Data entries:
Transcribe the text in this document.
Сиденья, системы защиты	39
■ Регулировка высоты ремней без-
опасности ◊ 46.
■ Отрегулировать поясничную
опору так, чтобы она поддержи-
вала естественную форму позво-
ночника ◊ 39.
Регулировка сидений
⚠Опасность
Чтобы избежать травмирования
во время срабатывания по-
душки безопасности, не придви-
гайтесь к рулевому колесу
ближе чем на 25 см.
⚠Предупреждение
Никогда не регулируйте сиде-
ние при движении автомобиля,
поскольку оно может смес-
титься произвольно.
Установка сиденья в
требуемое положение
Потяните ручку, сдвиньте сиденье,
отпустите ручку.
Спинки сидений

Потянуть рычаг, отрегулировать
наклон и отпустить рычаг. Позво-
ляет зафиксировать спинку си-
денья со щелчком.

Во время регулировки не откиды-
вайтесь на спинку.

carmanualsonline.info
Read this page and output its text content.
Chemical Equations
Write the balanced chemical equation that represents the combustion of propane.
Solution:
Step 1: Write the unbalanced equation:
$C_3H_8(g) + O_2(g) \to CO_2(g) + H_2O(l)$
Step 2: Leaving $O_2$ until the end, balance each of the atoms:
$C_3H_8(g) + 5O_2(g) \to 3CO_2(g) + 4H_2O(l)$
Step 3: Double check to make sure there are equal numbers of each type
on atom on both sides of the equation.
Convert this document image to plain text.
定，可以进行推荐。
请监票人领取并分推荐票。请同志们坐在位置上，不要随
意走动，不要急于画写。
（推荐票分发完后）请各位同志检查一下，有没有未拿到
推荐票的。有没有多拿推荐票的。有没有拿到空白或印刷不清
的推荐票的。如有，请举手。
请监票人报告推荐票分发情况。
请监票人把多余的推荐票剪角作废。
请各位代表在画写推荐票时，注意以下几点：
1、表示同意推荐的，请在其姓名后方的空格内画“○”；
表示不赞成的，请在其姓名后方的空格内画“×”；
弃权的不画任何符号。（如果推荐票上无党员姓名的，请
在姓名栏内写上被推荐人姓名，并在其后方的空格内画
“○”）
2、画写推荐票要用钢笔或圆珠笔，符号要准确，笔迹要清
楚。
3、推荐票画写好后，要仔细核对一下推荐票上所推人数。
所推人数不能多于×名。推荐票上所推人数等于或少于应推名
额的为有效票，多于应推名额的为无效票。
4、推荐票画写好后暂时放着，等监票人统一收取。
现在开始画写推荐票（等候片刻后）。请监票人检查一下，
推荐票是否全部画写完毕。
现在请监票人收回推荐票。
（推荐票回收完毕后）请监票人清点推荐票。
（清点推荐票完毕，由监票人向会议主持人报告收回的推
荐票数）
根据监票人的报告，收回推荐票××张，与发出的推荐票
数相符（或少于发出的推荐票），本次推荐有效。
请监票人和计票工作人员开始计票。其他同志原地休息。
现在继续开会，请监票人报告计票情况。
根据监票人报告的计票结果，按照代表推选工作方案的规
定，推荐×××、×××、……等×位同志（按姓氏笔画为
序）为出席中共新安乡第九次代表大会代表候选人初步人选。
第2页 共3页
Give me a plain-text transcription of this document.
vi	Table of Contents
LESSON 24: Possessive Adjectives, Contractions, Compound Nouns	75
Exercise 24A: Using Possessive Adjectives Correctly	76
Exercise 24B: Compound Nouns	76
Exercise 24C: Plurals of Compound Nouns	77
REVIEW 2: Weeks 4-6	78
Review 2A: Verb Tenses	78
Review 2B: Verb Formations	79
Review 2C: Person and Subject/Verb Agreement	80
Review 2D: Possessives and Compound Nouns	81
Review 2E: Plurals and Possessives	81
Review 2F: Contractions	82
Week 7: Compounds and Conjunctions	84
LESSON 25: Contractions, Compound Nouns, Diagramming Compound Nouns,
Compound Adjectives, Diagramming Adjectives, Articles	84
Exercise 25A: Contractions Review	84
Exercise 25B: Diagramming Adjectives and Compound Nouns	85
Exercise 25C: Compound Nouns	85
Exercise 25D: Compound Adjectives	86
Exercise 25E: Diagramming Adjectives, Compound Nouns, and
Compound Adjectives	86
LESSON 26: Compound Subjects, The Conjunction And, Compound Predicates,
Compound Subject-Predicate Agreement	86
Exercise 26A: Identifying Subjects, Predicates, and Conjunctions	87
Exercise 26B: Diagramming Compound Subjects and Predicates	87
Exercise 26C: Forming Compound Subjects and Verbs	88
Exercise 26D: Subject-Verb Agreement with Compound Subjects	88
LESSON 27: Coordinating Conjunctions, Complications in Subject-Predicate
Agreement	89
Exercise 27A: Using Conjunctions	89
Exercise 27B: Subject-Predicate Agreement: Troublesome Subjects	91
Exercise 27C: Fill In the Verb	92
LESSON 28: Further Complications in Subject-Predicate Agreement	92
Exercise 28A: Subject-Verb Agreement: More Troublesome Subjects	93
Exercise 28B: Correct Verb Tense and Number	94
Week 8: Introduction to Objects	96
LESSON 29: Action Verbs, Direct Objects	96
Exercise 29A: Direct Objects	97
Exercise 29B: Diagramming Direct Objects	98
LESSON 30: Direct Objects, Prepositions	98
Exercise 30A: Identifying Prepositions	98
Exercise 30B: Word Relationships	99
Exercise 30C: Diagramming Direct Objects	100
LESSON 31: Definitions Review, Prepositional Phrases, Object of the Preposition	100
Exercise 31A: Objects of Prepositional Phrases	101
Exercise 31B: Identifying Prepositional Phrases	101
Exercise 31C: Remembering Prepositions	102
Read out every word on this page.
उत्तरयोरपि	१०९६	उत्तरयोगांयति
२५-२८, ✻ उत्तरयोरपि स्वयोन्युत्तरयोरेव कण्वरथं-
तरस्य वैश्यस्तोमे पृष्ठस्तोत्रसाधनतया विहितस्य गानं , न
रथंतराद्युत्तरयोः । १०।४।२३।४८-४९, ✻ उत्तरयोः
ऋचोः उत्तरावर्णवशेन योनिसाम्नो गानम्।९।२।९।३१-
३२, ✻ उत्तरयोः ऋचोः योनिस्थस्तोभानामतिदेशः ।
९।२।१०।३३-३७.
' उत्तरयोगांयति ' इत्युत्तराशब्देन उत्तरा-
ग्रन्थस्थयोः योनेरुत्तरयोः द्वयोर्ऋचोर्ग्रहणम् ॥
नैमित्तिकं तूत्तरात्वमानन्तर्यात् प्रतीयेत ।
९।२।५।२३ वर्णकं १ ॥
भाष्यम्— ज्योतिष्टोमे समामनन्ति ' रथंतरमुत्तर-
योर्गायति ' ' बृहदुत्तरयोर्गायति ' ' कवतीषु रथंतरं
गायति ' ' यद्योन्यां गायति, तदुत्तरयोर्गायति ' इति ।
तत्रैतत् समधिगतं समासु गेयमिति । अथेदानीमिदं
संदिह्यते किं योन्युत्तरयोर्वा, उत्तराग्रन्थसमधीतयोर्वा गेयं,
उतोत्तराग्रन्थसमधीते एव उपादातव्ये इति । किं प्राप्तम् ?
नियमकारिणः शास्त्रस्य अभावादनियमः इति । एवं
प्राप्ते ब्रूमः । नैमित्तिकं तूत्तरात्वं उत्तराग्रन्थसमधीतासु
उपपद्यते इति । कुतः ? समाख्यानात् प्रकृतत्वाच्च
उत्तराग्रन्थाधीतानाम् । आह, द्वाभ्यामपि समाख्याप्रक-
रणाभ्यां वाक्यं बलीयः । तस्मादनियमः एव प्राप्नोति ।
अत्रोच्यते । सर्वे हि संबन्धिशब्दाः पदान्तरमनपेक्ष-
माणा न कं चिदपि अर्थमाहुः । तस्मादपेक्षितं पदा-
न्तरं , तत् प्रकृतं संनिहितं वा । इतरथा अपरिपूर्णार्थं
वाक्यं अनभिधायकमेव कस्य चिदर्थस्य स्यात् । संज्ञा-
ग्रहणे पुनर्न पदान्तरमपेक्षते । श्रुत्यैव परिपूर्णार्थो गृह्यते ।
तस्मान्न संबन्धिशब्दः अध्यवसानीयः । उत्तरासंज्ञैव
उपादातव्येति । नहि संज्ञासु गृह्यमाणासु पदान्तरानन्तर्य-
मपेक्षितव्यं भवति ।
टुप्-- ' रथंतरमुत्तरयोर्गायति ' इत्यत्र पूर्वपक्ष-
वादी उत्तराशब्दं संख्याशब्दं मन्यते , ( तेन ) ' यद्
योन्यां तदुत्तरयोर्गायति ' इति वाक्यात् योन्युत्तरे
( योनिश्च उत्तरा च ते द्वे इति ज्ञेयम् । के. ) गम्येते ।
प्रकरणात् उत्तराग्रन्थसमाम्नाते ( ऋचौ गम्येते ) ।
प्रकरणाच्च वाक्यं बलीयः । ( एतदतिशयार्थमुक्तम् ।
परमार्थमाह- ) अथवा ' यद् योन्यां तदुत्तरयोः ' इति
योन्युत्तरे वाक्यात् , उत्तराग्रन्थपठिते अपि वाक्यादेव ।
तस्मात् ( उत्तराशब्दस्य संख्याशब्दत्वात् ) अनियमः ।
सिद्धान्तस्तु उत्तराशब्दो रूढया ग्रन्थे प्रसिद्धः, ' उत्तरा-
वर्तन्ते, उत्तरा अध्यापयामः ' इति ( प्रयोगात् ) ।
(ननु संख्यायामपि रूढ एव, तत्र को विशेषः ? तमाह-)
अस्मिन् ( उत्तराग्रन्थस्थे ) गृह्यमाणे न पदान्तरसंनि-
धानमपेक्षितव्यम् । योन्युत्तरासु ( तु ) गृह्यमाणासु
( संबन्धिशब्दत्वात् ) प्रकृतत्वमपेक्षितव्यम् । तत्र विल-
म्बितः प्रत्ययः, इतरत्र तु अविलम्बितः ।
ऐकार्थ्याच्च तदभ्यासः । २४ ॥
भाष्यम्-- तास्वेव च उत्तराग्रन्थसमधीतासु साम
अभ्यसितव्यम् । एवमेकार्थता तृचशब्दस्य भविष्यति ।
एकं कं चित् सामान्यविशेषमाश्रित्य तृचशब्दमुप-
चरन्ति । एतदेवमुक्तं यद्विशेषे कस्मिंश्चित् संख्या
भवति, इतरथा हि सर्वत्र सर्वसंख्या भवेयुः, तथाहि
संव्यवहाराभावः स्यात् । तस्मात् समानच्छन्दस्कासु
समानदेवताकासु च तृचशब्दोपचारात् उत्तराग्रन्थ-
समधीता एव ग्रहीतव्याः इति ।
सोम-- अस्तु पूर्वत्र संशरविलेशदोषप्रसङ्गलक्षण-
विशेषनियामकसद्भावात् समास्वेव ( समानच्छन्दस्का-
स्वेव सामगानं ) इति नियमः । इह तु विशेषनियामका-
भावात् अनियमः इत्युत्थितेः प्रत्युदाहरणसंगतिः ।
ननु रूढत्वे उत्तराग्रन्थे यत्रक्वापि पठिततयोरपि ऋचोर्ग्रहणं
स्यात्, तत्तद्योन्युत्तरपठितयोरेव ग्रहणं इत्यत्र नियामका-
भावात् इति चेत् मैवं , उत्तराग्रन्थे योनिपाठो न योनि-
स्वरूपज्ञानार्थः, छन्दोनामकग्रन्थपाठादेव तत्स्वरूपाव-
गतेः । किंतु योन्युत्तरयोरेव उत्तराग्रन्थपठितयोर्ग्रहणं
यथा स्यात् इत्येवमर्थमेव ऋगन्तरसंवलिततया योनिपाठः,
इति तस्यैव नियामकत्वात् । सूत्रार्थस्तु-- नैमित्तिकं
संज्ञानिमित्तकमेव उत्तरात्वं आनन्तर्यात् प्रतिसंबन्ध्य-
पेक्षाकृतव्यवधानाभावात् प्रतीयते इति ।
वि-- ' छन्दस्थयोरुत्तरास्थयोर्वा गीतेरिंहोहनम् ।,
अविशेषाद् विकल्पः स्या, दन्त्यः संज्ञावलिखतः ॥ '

- **Your task**: Identify the lines of the data that contain the word "this". Copy each of them.

- **Completed exercise**:
Transcribe the text in this document.
Read this page and output its text content.
Convert this document image to plain text.
Give me a plain-text transcription of this document.
Read out every word on this page.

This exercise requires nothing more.